BEGIN Listed entries

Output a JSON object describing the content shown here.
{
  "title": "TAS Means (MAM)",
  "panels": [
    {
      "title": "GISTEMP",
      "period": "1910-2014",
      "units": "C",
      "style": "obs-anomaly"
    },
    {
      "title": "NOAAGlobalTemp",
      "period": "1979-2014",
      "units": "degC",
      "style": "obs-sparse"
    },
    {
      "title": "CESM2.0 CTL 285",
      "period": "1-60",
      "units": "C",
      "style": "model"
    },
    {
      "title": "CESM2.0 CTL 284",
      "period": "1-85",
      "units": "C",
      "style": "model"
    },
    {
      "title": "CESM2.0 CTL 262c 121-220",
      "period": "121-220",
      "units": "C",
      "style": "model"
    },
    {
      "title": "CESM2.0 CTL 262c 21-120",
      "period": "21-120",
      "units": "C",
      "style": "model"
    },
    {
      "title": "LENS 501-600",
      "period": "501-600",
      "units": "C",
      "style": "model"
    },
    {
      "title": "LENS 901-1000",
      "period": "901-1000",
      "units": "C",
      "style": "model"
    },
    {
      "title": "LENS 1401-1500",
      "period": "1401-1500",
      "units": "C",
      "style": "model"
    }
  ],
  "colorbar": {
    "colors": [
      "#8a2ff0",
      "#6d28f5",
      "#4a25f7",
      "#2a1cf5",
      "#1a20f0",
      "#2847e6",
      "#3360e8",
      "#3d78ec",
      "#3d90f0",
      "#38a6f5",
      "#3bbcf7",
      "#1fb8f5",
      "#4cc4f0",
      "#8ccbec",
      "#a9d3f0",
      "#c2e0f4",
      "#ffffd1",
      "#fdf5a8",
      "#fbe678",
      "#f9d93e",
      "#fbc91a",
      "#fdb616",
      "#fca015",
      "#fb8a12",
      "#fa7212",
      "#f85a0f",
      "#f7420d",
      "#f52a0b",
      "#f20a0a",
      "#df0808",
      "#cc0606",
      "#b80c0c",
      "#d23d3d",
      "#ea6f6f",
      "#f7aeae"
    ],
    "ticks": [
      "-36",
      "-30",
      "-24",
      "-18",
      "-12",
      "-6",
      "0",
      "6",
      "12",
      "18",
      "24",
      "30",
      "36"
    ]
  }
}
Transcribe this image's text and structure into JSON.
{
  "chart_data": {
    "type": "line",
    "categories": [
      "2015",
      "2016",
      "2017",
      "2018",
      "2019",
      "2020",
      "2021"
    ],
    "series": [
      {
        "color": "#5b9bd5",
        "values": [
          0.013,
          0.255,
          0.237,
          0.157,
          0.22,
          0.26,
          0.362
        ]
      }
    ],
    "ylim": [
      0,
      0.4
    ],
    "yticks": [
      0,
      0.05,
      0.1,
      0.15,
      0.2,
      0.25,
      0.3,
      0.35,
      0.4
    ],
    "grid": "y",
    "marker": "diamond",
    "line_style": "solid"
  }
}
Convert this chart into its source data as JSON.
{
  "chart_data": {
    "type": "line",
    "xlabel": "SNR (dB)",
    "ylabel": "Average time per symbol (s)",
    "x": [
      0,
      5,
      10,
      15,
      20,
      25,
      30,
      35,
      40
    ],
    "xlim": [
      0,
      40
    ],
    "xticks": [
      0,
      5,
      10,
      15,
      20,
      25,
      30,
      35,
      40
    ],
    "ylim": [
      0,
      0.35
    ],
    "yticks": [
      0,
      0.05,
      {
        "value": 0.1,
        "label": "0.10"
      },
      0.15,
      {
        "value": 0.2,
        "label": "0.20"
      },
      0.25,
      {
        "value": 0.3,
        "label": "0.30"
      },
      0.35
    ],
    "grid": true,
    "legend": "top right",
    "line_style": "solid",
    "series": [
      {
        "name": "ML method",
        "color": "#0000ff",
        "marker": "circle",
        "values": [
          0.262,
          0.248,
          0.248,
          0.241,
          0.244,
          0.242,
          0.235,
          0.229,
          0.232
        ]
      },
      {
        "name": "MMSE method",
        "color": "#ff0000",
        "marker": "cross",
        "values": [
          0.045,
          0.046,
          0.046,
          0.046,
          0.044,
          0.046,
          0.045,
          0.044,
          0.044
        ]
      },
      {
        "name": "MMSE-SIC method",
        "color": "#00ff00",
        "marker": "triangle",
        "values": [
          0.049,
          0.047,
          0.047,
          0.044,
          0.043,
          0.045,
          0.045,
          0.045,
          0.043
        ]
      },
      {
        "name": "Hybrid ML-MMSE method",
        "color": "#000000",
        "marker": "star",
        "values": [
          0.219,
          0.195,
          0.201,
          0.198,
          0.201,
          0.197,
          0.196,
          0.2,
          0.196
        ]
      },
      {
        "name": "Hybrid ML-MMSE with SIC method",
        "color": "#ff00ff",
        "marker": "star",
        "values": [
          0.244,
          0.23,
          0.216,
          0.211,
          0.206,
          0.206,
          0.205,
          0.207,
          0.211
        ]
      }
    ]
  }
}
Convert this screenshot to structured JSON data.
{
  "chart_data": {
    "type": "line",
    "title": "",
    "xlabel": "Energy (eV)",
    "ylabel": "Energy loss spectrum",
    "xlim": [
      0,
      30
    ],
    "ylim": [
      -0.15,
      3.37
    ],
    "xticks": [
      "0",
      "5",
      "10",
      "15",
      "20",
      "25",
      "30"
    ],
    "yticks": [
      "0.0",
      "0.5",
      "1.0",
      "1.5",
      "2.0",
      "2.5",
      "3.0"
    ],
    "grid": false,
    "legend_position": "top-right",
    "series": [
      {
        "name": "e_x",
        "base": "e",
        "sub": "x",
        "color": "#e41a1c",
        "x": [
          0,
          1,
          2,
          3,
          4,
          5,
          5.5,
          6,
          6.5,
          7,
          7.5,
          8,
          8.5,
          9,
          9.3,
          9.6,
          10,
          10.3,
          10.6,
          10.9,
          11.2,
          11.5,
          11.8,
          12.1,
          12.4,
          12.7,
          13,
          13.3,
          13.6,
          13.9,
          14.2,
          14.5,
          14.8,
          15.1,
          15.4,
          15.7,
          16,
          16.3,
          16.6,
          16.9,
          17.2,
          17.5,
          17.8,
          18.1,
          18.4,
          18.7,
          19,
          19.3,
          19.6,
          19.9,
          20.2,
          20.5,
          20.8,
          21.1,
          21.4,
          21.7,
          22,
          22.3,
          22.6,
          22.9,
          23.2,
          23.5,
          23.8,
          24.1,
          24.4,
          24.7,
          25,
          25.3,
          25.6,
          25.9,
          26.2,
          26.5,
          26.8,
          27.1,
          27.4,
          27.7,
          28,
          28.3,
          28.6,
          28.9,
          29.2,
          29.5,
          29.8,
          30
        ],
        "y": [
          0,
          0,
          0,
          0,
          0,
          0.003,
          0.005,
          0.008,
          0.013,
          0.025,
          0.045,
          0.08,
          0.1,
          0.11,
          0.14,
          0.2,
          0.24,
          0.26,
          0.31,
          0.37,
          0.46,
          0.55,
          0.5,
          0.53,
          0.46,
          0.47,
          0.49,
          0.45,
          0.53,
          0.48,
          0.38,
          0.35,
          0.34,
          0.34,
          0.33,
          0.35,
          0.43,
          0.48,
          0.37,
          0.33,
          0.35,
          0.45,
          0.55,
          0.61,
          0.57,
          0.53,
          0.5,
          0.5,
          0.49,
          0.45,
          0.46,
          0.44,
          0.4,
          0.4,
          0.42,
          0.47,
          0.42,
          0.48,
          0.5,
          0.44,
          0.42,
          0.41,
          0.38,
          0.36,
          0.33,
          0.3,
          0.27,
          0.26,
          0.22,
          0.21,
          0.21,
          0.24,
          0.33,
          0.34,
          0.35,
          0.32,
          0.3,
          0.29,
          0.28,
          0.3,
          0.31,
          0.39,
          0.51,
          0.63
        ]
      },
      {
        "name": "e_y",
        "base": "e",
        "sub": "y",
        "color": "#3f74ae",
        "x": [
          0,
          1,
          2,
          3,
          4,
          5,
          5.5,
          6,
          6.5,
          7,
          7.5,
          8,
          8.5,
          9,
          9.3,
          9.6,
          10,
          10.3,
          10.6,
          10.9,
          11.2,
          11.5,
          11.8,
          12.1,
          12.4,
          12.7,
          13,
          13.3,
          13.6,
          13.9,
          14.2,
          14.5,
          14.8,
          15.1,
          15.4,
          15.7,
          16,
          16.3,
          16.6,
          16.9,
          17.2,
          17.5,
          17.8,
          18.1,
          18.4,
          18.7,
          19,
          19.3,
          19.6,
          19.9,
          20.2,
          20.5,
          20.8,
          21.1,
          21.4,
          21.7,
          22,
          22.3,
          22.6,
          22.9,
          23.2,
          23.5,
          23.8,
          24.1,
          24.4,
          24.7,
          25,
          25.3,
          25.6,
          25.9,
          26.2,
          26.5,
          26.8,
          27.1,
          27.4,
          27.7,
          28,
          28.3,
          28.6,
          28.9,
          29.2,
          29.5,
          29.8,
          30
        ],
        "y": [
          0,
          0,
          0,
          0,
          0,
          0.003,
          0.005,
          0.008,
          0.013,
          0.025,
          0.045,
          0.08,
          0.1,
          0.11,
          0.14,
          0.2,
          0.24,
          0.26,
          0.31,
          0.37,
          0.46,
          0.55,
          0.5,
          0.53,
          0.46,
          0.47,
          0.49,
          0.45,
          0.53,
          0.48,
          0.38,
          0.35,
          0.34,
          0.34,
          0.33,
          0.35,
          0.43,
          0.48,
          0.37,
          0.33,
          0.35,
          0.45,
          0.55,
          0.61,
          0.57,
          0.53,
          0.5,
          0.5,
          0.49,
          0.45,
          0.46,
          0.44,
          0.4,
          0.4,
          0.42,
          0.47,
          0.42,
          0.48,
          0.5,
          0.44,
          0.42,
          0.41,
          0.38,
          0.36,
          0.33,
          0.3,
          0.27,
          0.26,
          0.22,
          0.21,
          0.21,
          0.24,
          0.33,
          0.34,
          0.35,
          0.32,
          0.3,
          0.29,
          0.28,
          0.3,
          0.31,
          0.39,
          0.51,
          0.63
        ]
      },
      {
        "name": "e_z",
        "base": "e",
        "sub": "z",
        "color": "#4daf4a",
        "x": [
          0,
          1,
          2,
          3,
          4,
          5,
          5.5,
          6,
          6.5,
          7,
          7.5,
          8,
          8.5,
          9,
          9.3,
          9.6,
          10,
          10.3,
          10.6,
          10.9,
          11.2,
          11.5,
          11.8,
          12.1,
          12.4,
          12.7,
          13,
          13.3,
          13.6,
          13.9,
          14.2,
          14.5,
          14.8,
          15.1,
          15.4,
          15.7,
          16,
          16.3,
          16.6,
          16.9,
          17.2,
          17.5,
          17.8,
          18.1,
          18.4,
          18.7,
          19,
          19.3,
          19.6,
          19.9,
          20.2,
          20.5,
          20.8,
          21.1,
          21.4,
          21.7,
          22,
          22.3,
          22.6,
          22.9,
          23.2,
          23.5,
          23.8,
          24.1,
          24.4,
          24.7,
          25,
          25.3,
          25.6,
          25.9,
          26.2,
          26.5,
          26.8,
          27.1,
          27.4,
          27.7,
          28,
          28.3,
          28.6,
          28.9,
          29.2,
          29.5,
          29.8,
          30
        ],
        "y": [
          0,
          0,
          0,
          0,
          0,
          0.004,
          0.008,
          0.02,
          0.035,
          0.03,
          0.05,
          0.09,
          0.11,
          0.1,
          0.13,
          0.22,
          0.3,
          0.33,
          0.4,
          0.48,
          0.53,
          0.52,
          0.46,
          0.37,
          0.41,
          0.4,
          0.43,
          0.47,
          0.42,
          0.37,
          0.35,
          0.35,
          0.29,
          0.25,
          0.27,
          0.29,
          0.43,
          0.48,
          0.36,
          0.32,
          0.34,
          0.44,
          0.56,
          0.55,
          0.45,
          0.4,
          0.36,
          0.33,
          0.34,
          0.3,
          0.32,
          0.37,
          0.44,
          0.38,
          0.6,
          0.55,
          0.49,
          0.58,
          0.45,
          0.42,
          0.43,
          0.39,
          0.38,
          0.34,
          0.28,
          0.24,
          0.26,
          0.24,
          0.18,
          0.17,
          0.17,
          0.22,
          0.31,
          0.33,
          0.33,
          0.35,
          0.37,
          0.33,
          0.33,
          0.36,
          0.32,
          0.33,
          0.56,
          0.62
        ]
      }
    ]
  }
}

END Listed entries

▶ Problem requirements
Single out each line of the records above with the string "method" in it, and copy it.

▶ Expected answer
        "name": "ML method",
        "name": "MMSE method",
        "name": "MMSE-SIC method",
        "name": "Hybrid ML-MMSE method",
        "name": "Hybrid ML-MMSE with SIC method",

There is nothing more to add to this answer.